→ **Directions**
Search the records that follow and extract every line containing the string "также".

-- START Records for this task --

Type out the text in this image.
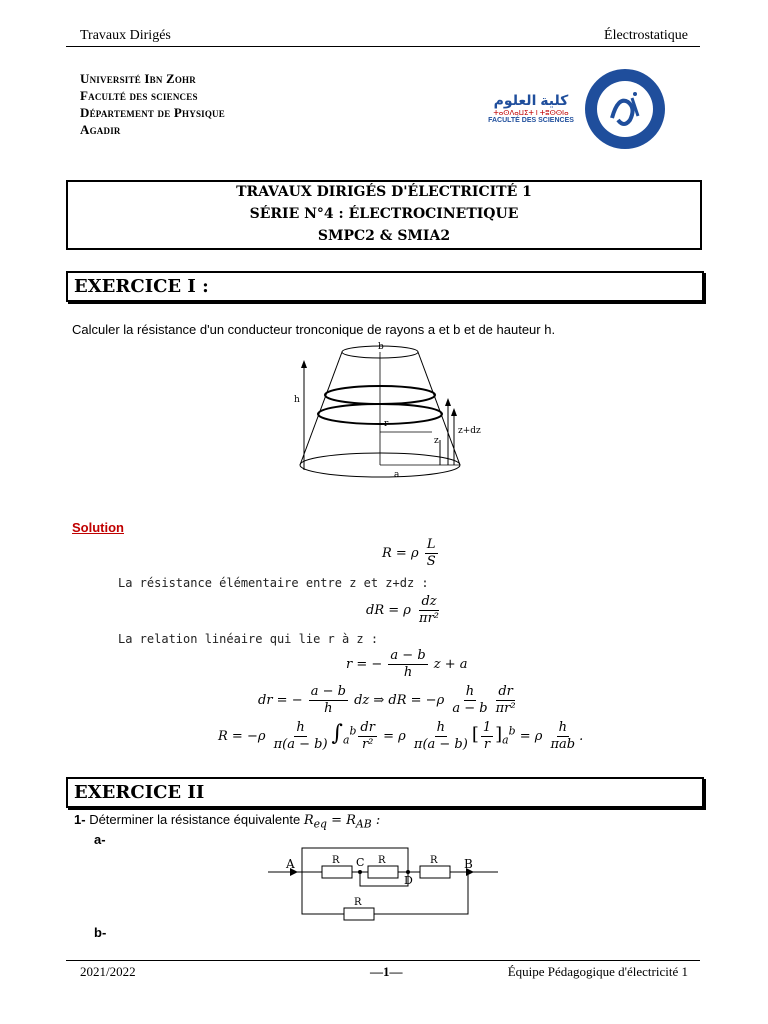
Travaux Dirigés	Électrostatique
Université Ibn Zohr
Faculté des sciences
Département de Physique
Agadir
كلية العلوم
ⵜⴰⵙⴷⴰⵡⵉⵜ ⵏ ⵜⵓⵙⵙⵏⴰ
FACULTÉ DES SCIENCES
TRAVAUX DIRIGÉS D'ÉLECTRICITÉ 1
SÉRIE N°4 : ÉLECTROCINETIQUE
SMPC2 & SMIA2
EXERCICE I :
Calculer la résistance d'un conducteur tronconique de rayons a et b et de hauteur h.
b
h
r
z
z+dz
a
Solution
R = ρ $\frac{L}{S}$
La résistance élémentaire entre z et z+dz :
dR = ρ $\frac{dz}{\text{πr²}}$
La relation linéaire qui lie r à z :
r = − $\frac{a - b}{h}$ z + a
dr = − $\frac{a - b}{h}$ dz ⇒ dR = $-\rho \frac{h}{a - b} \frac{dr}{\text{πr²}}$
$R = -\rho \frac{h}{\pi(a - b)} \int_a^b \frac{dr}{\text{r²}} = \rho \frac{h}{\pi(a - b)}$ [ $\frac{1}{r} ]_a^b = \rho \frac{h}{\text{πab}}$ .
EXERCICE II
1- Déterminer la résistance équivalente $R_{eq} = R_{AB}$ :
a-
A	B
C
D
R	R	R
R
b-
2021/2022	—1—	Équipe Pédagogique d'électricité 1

-- END Records for this task --
-- START Records for this task --

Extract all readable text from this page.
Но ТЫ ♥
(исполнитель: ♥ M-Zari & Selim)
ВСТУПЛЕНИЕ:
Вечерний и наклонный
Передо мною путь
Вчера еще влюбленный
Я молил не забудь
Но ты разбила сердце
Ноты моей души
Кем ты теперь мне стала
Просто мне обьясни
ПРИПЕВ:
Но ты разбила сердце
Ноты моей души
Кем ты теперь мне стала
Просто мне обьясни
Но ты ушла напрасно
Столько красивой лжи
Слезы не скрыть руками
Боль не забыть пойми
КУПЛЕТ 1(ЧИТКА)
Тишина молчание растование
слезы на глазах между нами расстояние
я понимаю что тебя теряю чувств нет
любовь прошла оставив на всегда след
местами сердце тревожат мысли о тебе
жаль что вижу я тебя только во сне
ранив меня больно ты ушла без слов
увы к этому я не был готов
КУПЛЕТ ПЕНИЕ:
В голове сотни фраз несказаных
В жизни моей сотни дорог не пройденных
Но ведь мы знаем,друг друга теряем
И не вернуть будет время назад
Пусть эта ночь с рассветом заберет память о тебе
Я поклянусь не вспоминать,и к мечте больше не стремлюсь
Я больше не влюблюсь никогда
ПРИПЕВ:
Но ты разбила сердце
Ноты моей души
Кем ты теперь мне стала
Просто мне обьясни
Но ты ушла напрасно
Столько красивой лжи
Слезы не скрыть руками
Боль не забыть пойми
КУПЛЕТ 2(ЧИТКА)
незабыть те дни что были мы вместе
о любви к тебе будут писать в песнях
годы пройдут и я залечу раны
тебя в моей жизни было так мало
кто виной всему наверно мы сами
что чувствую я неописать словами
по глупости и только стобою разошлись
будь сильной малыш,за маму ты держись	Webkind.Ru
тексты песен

-- END Records for this task --
-- START Records for this task --

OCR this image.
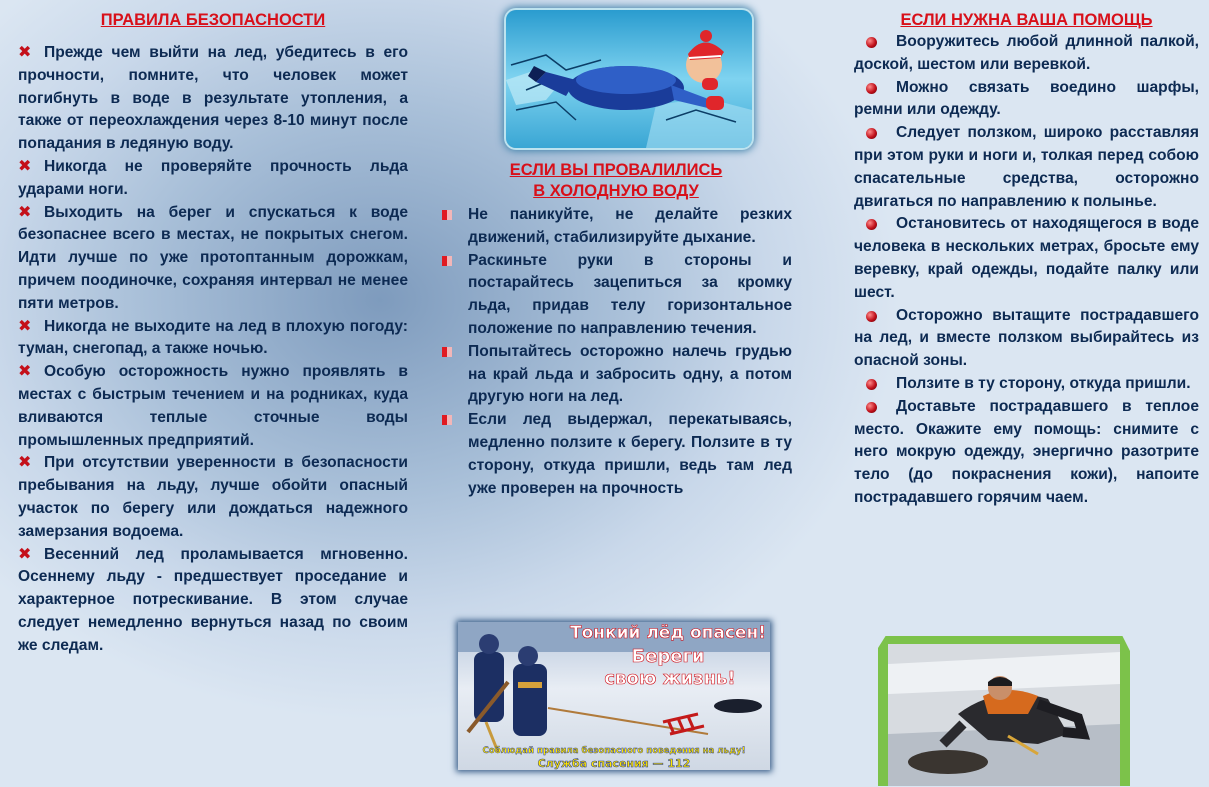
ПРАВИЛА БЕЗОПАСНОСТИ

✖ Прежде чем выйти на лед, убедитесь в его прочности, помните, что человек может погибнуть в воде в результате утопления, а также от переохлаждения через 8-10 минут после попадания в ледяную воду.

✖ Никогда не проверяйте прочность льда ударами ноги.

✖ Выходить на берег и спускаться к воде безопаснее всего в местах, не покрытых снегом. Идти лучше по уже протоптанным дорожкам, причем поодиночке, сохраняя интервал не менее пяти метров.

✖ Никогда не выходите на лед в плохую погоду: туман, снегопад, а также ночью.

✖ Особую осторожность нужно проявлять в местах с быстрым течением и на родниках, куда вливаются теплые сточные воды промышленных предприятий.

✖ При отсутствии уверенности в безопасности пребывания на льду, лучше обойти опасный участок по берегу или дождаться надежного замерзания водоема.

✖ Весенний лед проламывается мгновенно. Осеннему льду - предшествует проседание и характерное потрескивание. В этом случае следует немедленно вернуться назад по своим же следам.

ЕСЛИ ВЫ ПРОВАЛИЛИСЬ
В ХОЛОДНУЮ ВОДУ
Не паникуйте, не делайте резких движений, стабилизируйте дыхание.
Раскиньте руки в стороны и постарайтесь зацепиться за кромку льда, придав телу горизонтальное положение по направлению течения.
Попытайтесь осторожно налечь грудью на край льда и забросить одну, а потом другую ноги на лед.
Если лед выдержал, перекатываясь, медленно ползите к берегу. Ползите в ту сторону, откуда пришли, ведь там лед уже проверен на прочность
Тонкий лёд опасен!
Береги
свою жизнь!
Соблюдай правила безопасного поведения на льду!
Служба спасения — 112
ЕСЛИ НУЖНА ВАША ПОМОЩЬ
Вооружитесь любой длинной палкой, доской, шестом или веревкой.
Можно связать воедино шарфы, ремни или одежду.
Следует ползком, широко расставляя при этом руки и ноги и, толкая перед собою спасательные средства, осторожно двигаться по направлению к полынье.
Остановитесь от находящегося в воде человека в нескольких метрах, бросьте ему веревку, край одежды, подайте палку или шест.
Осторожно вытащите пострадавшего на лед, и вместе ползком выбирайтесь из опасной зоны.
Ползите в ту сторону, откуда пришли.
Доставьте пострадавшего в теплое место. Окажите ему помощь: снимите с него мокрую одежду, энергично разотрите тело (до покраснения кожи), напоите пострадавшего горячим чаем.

-- END Records for this task --

→ **Answer to the task**
✖ Прежде чем выйти на лед, убедитесь в его прочности, помните, что человек может погибнуть в воде в результате утопления, а также от переохлаждения через 8-10 минут после попадания в ледяную воду.
✖ Никогда не выходите на лед в плохую погоду: туман, снегопад, а также ночью.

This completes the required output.